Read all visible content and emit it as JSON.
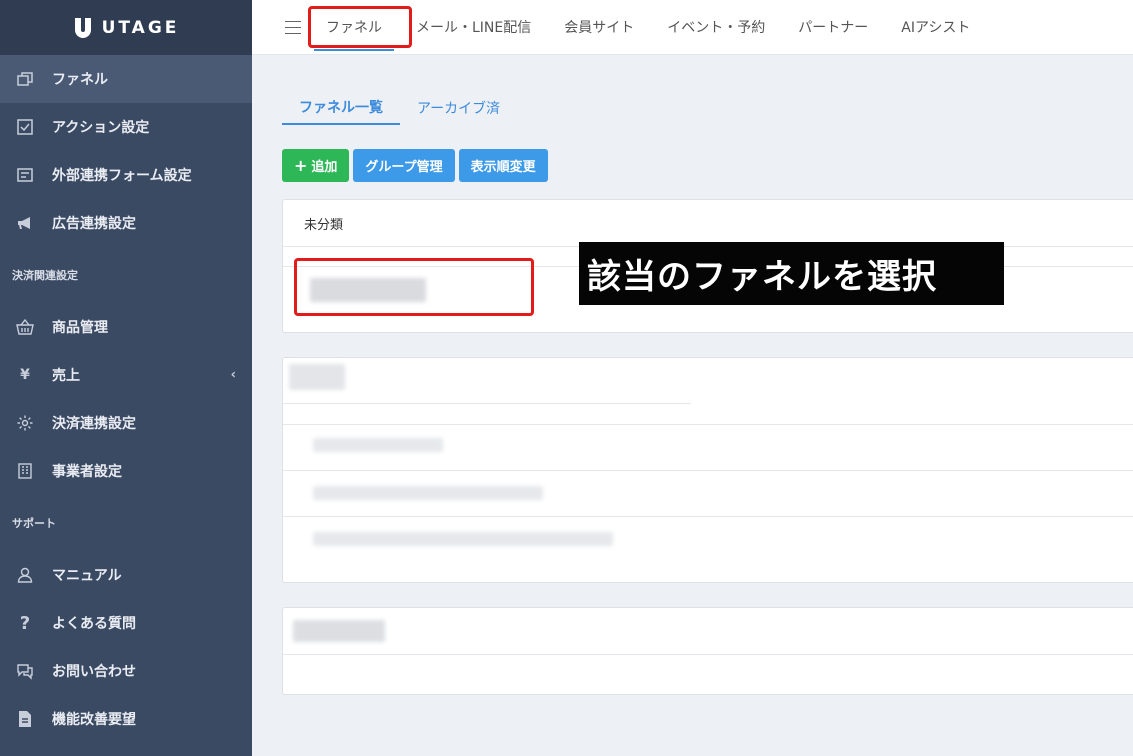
{
  "app": {
    "logo_text": "UTAGE"
  },
  "sidebar": {
    "items": [
      {
        "label": "ファネル",
        "icon": "copy-icon",
        "active": true
      },
      {
        "label": "アクション設定",
        "icon": "checkbox-icon"
      },
      {
        "label": "外部連携フォーム設定",
        "icon": "form-icon"
      },
      {
        "label": "広告連携設定",
        "icon": "megaphone-icon"
      }
    ],
    "section_payment": "決済関連設定",
    "payment_items": [
      {
        "label": "商品管理",
        "icon": "basket-icon"
      },
      {
        "label": "売上",
        "icon": "yen-icon",
        "chevron": "‹"
      },
      {
        "label": "決済連携設定",
        "icon": "gear-icon"
      },
      {
        "label": "事業者設定",
        "icon": "building-icon"
      }
    ],
    "section_support": "サポート",
    "support_items": [
      {
        "label": "マニュアル",
        "icon": "user-icon"
      },
      {
        "label": "よくある質問",
        "icon": "question-icon"
      },
      {
        "label": "お問い合わせ",
        "icon": "chat-icon"
      },
      {
        "label": "機能改善要望",
        "icon": "document-icon"
      }
    ]
  },
  "topnav": {
    "items": [
      "ファネル",
      "メール・LINE配信",
      "会員サイト",
      "イベント・予約",
      "パートナー",
      "AIアシスト"
    ]
  },
  "tabs": [
    "ファネル一覧",
    "アーカイブ済"
  ],
  "toolbar": {
    "add_label": "追加",
    "group_label": "グループ管理",
    "order_label": "表示順変更"
  },
  "card1": {
    "heading": "未分類"
  },
  "annotation": {
    "text": "該当のファネルを選択"
  },
  "colors": {
    "sidebar": "#3b4a63",
    "accent": "#3d8bdc",
    "add_button": "#2db757",
    "highlight": "#e21b1b"
  }
}
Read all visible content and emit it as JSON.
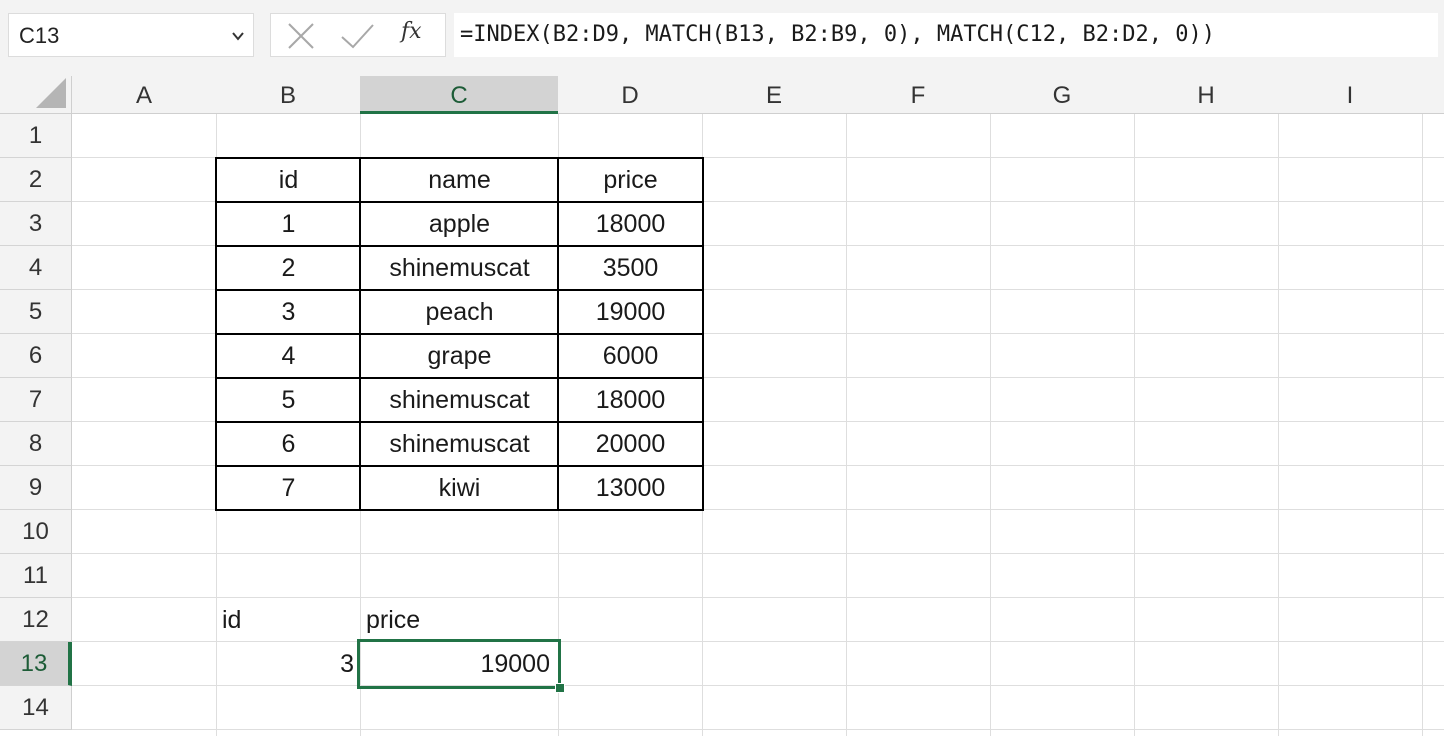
{
  "name_box": {
    "value": "C13"
  },
  "formula_bar": {
    "fx_label": "fx",
    "formula": "=INDEX(B2:D9, MATCH(B13, B2:B9, 0), MATCH(C12, B2:D2, 0))"
  },
  "columns": [
    "A",
    "B",
    "C",
    "D",
    "E",
    "F",
    "G",
    "H",
    "I"
  ],
  "rows": [
    "1",
    "2",
    "3",
    "4",
    "5",
    "6",
    "7",
    "8",
    "9",
    "10",
    "11",
    "12",
    "13",
    "14"
  ],
  "selected": {
    "column": "C",
    "row": "13"
  },
  "accent_color": "#217346",
  "table": {
    "headers": [
      "id",
      "name",
      "price"
    ],
    "rows": [
      [
        "1",
        "apple",
        "18000"
      ],
      [
        "2",
        "shinemuscat",
        "3500"
      ],
      [
        "3",
        "peach",
        "19000"
      ],
      [
        "4",
        "grape",
        "6000"
      ],
      [
        "5",
        "shinemuscat",
        "18000"
      ],
      [
        "6",
        "shinemuscat",
        "20000"
      ],
      [
        "7",
        "kiwi",
        "13000"
      ]
    ]
  },
  "lookup": {
    "id_label": "id",
    "price_label": "price",
    "id_value": "3",
    "price_value": "19000"
  }
}
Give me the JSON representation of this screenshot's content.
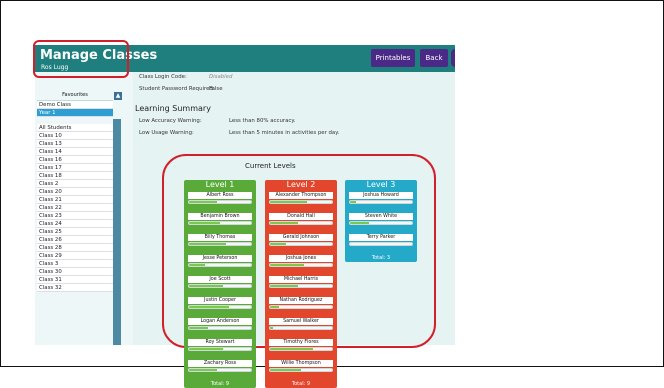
{
  "header": {
    "title": "Manage Classes",
    "subtitle": "Ros Lugg",
    "printables_label": "Printables",
    "back_label": "Back"
  },
  "class_info": {
    "login_code_label": "Class Login Code:",
    "login_code_value": "Disabled",
    "password_label": "Student Password Required:",
    "password_value": "False"
  },
  "learning_summary": {
    "title": "Learning Summary",
    "low_accuracy_label": "Low Accuracy Warning:",
    "low_accuracy_value": "Less than 80% accuracy.",
    "low_usage_label": "Low Usage Warning:",
    "low_usage_value": "Less than 5 minutes in activities per day."
  },
  "sidebar": {
    "favourites_header": "Favourites",
    "favourites": [
      "Demo Class",
      "Year 1"
    ],
    "selected": "Year 1",
    "classes": [
      "All Students",
      "Class 10",
      "Class 13",
      "Class 14",
      "Class 16",
      "Class 17",
      "Class 18",
      "Class 2",
      "Class 20",
      "Class 21",
      "Class 22",
      "Class 23",
      "Class 24",
      "Class 25",
      "Class 26",
      "Class 28",
      "Class 29",
      "Class 3",
      "Class 30",
      "Class 31",
      "Class 32"
    ]
  },
  "levels": {
    "title": "Current Levels",
    "columns": [
      {
        "name": "Level 1",
        "color": "#5aaa3a",
        "total": "Total: 9",
        "students": [
          {
            "name": "Albert Ross",
            "progress": 0.45
          },
          {
            "name": "Benjamin Brown",
            "progress": 0.5
          },
          {
            "name": "Billy Thomas",
            "progress": 0.6
          },
          {
            "name": "Jesse Peterson",
            "progress": 0.25
          },
          {
            "name": "Joe Scott",
            "progress": 0.55
          },
          {
            "name": "Justin Cooper",
            "progress": 0.65
          },
          {
            "name": "Logan Anderson",
            "progress": 0.3
          },
          {
            "name": "Roy Stewart",
            "progress": 0.55
          },
          {
            "name": "Zachary Ross",
            "progress": 0.45
          }
        ]
      },
      {
        "name": "Level 2",
        "color": "#e2462c",
        "total": "Total: 9",
        "students": [
          {
            "name": "Alexander Thompson",
            "progress": 0.6
          },
          {
            "name": "Donald Hall",
            "progress": 0.45
          },
          {
            "name": "Gerald Johnson",
            "progress": 0.25
          },
          {
            "name": "Joshua Jones",
            "progress": 0.55
          },
          {
            "name": "Michael Harris",
            "progress": 0.45
          },
          {
            "name": "Nathan Rodriguez",
            "progress": 0.15
          },
          {
            "name": "Samuel Walker",
            "progress": 0.05
          },
          {
            "name": "Timothy Flores",
            "progress": 0.7
          },
          {
            "name": "Willie Thompson",
            "progress": 0.5
          }
        ]
      },
      {
        "name": "Level 3",
        "color": "#24a9c9",
        "total": "Total: 3",
        "students": [
          {
            "name": "Joshua Howard",
            "progress": 0.1
          },
          {
            "name": "Steven White",
            "progress": 0.3
          },
          {
            "name": "Terry Parker",
            "progress": 0.0
          }
        ]
      }
    ]
  }
}
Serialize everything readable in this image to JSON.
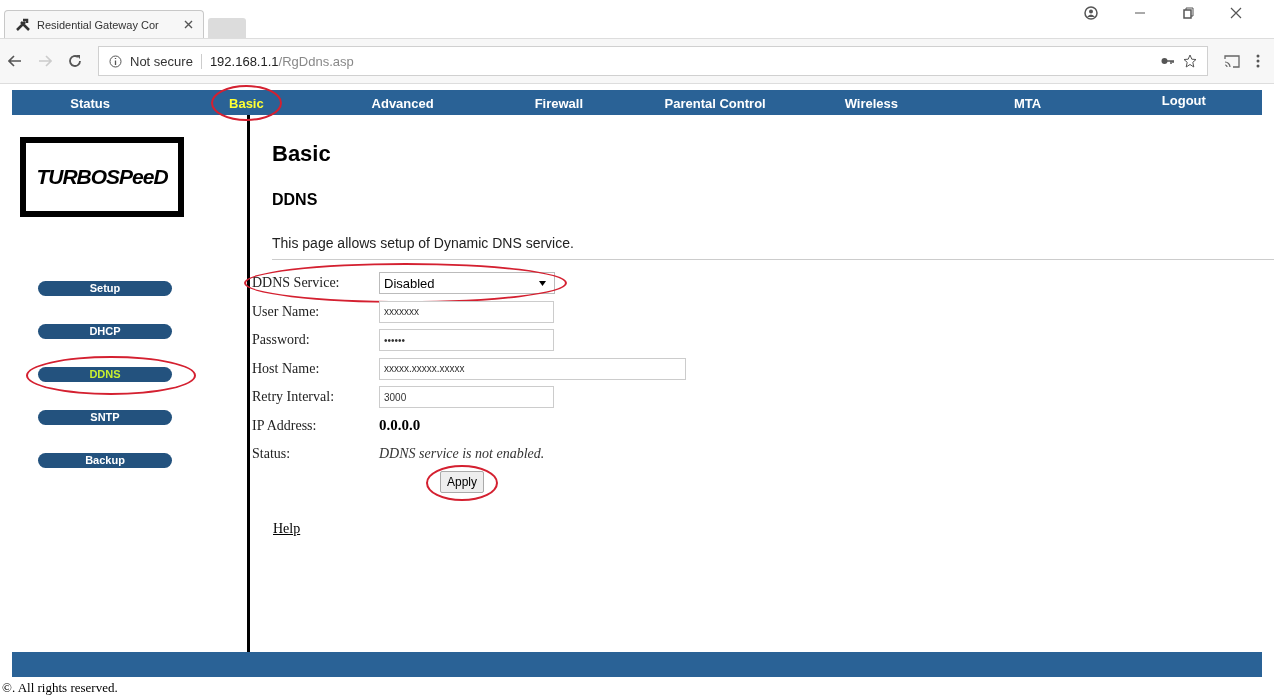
{
  "browser": {
    "tab_title": "Residential Gateway Cor",
    "security": "Not secure",
    "url_host": "192.168.1.1",
    "url_path": "/RgDdns.asp"
  },
  "nav": [
    {
      "label": "Status",
      "selected": false,
      "circled": false
    },
    {
      "label": "Basic",
      "selected": true,
      "circled": true
    },
    {
      "label": "Advanced",
      "selected": false,
      "circled": false
    },
    {
      "label": "Firewall",
      "selected": false,
      "circled": false
    },
    {
      "label": "Parental Control",
      "selected": false,
      "circled": false
    },
    {
      "label": "Wireless",
      "selected": false,
      "circled": false
    },
    {
      "label": "MTA",
      "selected": false,
      "circled": false
    },
    {
      "label": "Logout",
      "selected": false,
      "circled": false
    }
  ],
  "logo": "TURBOSPeeD",
  "sidebar": [
    {
      "label": "Setup",
      "selected": false,
      "circled": false
    },
    {
      "label": "DHCP",
      "selected": false,
      "circled": false
    },
    {
      "label": "DDNS",
      "selected": true,
      "circled": true
    },
    {
      "label": "SNTP",
      "selected": false,
      "circled": false
    },
    {
      "label": "Backup",
      "selected": false,
      "circled": false
    }
  ],
  "title": "Basic",
  "subtitle": "DDNS",
  "description": "This page allows setup of Dynamic DNS service.",
  "form": [
    {
      "kind": "select",
      "label": "DDNS Service:",
      "value": "Disabled",
      "circled": true
    },
    {
      "kind": "text",
      "label": "User Name:",
      "value": "xxxxxxx",
      "circled": false
    },
    {
      "kind": "text",
      "label": "Password:",
      "value": "••••••",
      "circled": false
    },
    {
      "kind": "wide",
      "label": "Host Name:",
      "value": "xxxxx.xxxxx.xxxxx",
      "circled": false
    },
    {
      "kind": "text",
      "label": "Retry Interval:",
      "value": "3000",
      "circled": false
    },
    {
      "kind": "static",
      "label": "IP Address:",
      "value": "0.0.0.0",
      "circled": false
    },
    {
      "kind": "status",
      "label": "Status:",
      "value": "DDNS service is not enabled.",
      "circled": false
    }
  ],
  "apply": {
    "label": "Apply",
    "circled": true
  },
  "help": "Help",
  "footer": "©. All rights reserved."
}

::::::

Directions =
Choose all lines containing the string "Joshua" and copy them out.

Written response =
            "name": "Joshua Jones",
            "name": "Joshua Howard",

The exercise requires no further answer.